**Task details:** Provide only the number of lines in the records below that include "能否推断男生和女生的测试成绩优秀率有差异".

**Data for this task:**

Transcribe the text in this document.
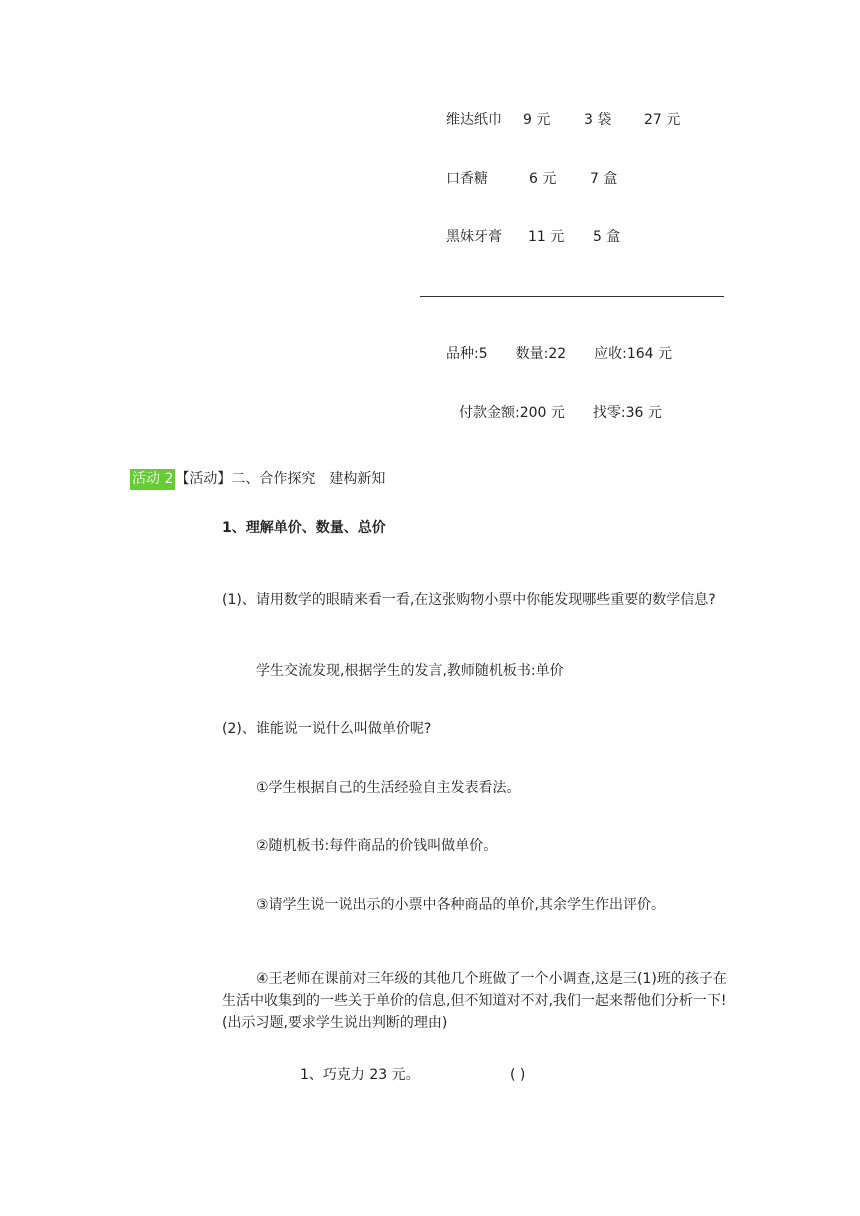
维达纸巾 9 元 3 袋 27 元
口香糖	6 元 7 盒
黑妹牙膏 11 元 5 盒

品种:5　　数量:22　　应收:164 元

付款金额:200 元　　找零:36 元

活动 2 【活动】二、合作探究　建构新知

1、理解单价、数量、总价

(1)、请用数学的眼睛来看一看,在这张购物小票中你能发现哪些重要的数学信息?

学生交流发现,根据学生的发言,教师随机板书:单价

(2)、谁能说一说什么叫做单价呢?

①学生根据自己的生活经验自主发表看法。

②随机板书:每件商品的价钱叫做单价。

③请学生说一说出示的小票中各种商品的单价,其余学生作出评价。

④王老师在课前对三年级的其他几个班做了一个小调查,这是三(1)班的孩子在生活中收集到的一些关于单价的信息,但不知道对不对,我们一起来帮他们分析一下!(出示习题,要求学生说出判断的理由)

1、巧克力 23 元。	( )
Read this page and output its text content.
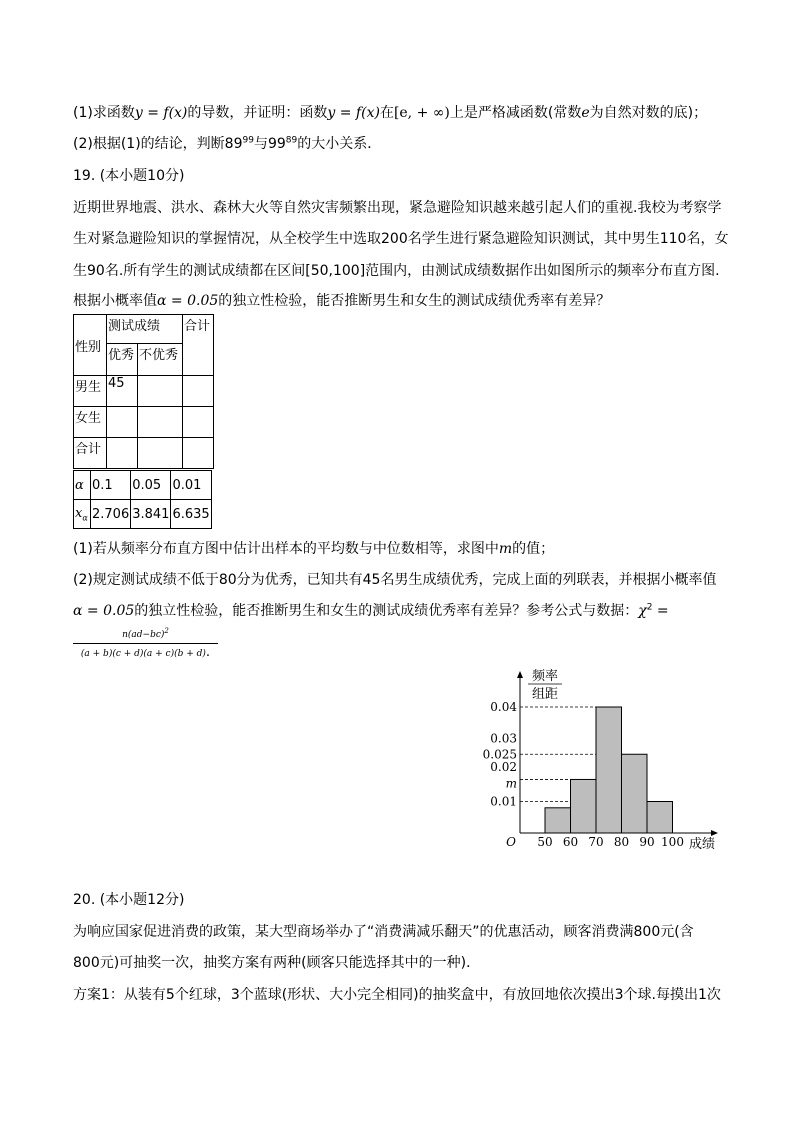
(1)求函数y = f(x)的导数，并证明：函数y = f(x)在[e, + ∞)上是严格减函数(常数e为自然对数的底)；
(2)根据(1)的结论，判断$89^{99}$与$99^{89}$的大小关系．
19. (本小题10分)
近期世界地震、洪水、森林大火等自然灾害频繁出现，紧急避险知识越来越引起人们的重视.我校为考察学
生对紧急避险知识的掌握情况，从全校学生中选取200名学生进行紧急避险知识测试，其中男生110名，女
生90名.所有学生的测试成绩都在区间[50,100]范围内，由测试成绩数据作出如图所示的频率分布直方图.
根据小概率值α = 0.05的独立性检验，能否推断男生和女生的测试成绩优秀率有差异？
性别	测试成绩		合计
	优秀	不优秀	
男生	45		
女生			
合计			
α	0.1	0.05	0.01
$x_\alpha$	2.706	3.841	6.635
(1)若从频率分布直方图中估计出样本的平均数与中位数相等，求图中m的值；
(2)规定测试成绩不低于80分为优秀，已知共有45名男生成绩优秀，完成上面的列联表，并根据小概率值
α = 0.05的独立性检验，能否推断男生和女生的测试成绩优秀率有差异？参考公式与数据：$\chi^2$ =
$n(ad-bc)^2$
(a + b)(c + d)(a + c)(b + d).
0.01
m
0.02
0.025
0.03
0.04
50 60 70 80 90 100
O	成绩
频率
组距
20. (本小题12分)
为响应国家促进消费的政策，某大型商场举办了“消费满减乐翻天”的优惠活动，顾客消费满800元(含
800元)可抽奖一次，抽奖方案有两种(顾客只能选择其中的一种)．
方案1：从装有5个红球，3个蓝球(形状、大小完全相同)的抽奖盒中，有放回地依次摸出3个球.每摸出1次
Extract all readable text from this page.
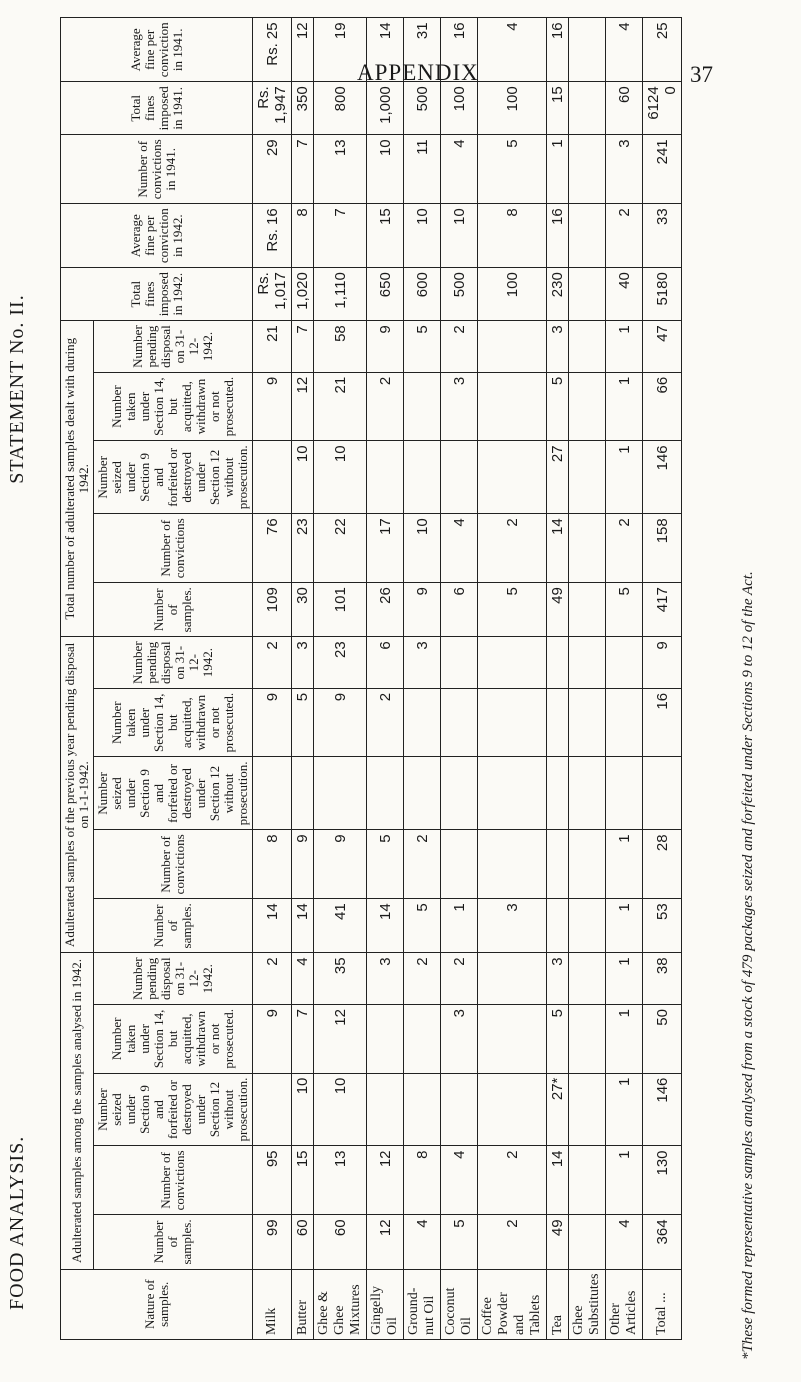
APPENDIX	37
FOOD ANALYSIS.  STATEMENT No. II.
Nature of samples.	Adulterated samples among the samples analysed in 1942.					Adulterated samples of the previous year pending disposal on 1-1-1942.					Total number of adulterated samples dealt with during 1942.					Total fines imposed in 1942.	Average fine per conviction in 1942.	Number of convictions in 1941.	Total fines imposed in 1941.	Average fine per conviction in 1941.
	Number of samples.	Number of convictions	Number seized under Section 9 and forfeited or destroyed under Section 12 without prosecution.	Number taken under Section 14, but acquitted, withdrawn or not prosecuted.	Number pending disposal on 31-12-1942.	Number of samples.	Number of convictions	Number seized under Section 9 and forfeited or destroyed under Section 12 without prosecution.	Number taken under Section 14, but acquitted, withdrawn or not prosecuted.	Number pending disposal on 31-12-1942.	Number of samples.	Number of convictions	Number seized under Section 9 and forfeited or destroyed under Section 12 without prosecution.	Number taken under Section 14, but acquitted, withdrawn or not prosecuted.	Number pending disposal on 31-12-1942.					
Milk	99	95		9	2	14	8		9	2	109	76		9	21	Rs. 1,017	Rs. 16	29	Rs. 1,947	Rs. 25
Butter	60	15	10	7	4	14	9		5	3	30	23	10	12	7	1,020	8	7	350	12
Ghee & Ghee Mixtures	60	13	10	12	35	41	9		9	23	101	22	10	21	58	1,110	7	13	800	19
Gingelly Oil	12	12			3	14	5		2	6	26	17		2	9	650	15	10	1,000	14
Ground-nut Oil	4	8			2	5	2			3	9	10			5	600	10	11	500	31
Coconut Oil	5	4		3	2	1					6	4		3	2	500	10	4	100	16
Coffee Powder and Tablets	2	2				3					5	2				100	8	5	100	4
Tea	49	14	27*	5	3						49	14	27	5	3	230	16	1	15	16
Ghee Substitutes																				
Other Articles	4	1	1	1	1	1	1				5	2	1	1	1	40	2	3	60	4
Total ...	364	130	146	50	38	53	28		16	9	417	158	146	66	47	5180	33	241	6124 0	25
*These formed representative samples analysed from a stock of 479 packages seized and forfeited under Sections 9 to 12 of the Act.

**Answer to the problem:** 2